### Set exercise
Images are not part of the copy; write out the rest of the data exactly as given.

[Collected data entries]
|---|

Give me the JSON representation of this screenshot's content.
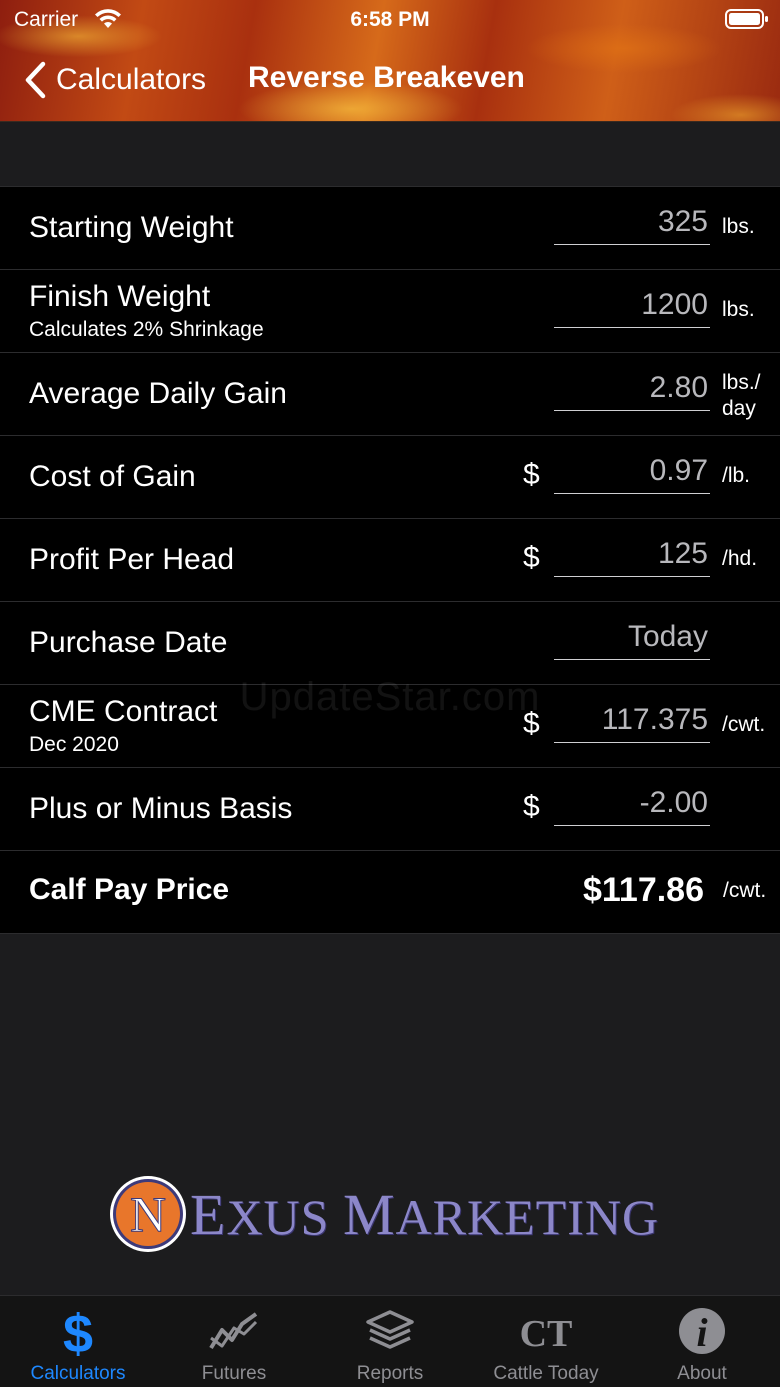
{
  "status_bar": {
    "carrier": "Carrier",
    "time": "6:58 PM"
  },
  "nav": {
    "back_label": "Calculators",
    "title": "Reverse Breakeven"
  },
  "form": {
    "starting_weight": {
      "label": "Starting Weight",
      "value": "325",
      "unit": "lbs."
    },
    "finish_weight": {
      "label": "Finish Weight",
      "sublabel": "Calculates 2% Shrinkage",
      "value": "1200",
      "unit": "lbs."
    },
    "average_daily_gain": {
      "label": "Average Daily Gain",
      "value": "2.80",
      "unit_line1": "lbs./",
      "unit_line2": "day"
    },
    "cost_of_gain": {
      "label": "Cost of Gain",
      "currency": "$",
      "value": "0.97",
      "unit": "/lb."
    },
    "profit_per_head": {
      "label": "Profit Per Head",
      "currency": "$",
      "value": "125",
      "unit": "/hd."
    },
    "purchase_date": {
      "label": "Purchase Date",
      "value": "Today"
    },
    "cme_contract": {
      "label": "CME Contract",
      "sublabel": "Dec 2020",
      "currency": "$",
      "value": "117.375",
      "unit": "/cwt."
    },
    "basis": {
      "label": "Plus or Minus Basis",
      "currency": "$",
      "value": "-2.00"
    }
  },
  "result": {
    "label": "Calf Pay Price",
    "value": "$117.86",
    "unit": "/cwt."
  },
  "watermark": "UpdateStar.com",
  "logo": {
    "letter": "N",
    "text_cap1": "E",
    "text_rest1": "XUS ",
    "text_cap2": "M",
    "text_rest2": "ARKETING"
  },
  "tabs": [
    {
      "label": "Calculators",
      "icon": "dollar-icon",
      "active": true
    },
    {
      "label": "Futures",
      "icon": "chart-line-icon",
      "active": false
    },
    {
      "label": "Reports",
      "icon": "layers-icon",
      "active": false
    },
    {
      "label": "Cattle Today",
      "icon": "ct-icon",
      "icon_text": "CT",
      "active": false
    },
    {
      "label": "About",
      "icon": "info-icon",
      "icon_text": "i",
      "active": false
    }
  ],
  "colors": {
    "accent": "#1e88ff",
    "background": "#1c1c1e",
    "row_background": "#000000",
    "inactive_tab": "#8e8e93",
    "logo_purple": "#8c87c9",
    "logo_orange": "#e8762b"
  }
}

|---|

### Result
Give me the JSON representation of this screenshot's content.
{
  "status_bar": {
    "carrier": "Carrier",
    "time": "6:58 PM"
  },
  "nav": {
    "back_label": "Calculators",
    "title": "Reverse Breakeven"
  },
  "form": {
    "starting_weight": {
      "label": "Starting Weight",
      "value": "325",
      "unit": "lbs."
    },
    "finish_weight": {
      "label": "Finish Weight",
      "sublabel": "Calculates 2% Shrinkage",
      "value": "1200",
      "unit": "lbs."
    },
    "average_daily_gain": {
      "label": "Average Daily Gain",
      "value": "2.80",
      "unit_line1": "lbs./",
      "unit_line2": "day"
    },
    "cost_of_gain": {
      "label": "Cost of Gain",
      "currency": "$",
      "value": "0.97",
      "unit": "/lb."
    },
    "profit_per_head": {
      "label": "Profit Per Head",
      "currency": "$",
      "value": "125",
      "unit": "/hd."
    },
    "purchase_date": {
      "label": "Purchase Date",
      "value": "Today"
    },
    "cme_contract": {
      "label": "CME Contract",
      "sublabel": "Dec 2020",
      "currency": "$",
      "value": "117.375",
      "unit": "/cwt."
    },
    "basis": {
      "label": "Plus or Minus Basis",
      "currency": "$",
      "value": "-2.00"
    }
  },
  "result": {
    "label": "Calf Pay Price",
    "value": "$117.86",
    "unit": "/cwt."
  },
  "watermark": "UpdateStar.com",
  "logo": {
    "letter": "N",
    "text_cap1": "E",
    "text_rest1": "XUS ",
    "text_cap2": "M",
    "text_rest2": "ARKETING"
  },
  "tabs": [
    {
      "label": "Calculators",
      "icon": "dollar-icon",
      "active": true
    },
    {
      "label": "Futures",
      "icon": "chart-line-icon",
      "active": false
    },
    {
      "label": "Reports",
      "icon": "layers-icon",
      "active": false
    },
    {
      "label": "Cattle Today",
      "icon": "ct-icon",
      "icon_text": "CT",
      "active": false
    },
    {
      "label": "About",
      "icon": "info-icon",
      "icon_text": "i",
      "active": false
    }
  ],
  "colors": {
    "accent": "#1e88ff",
    "background": "#1c1c1e",
    "row_background": "#000000",
    "inactive_tab": "#8e8e93",
    "logo_purple": "#8c87c9",
    "logo_orange": "#e8762b"
  }
}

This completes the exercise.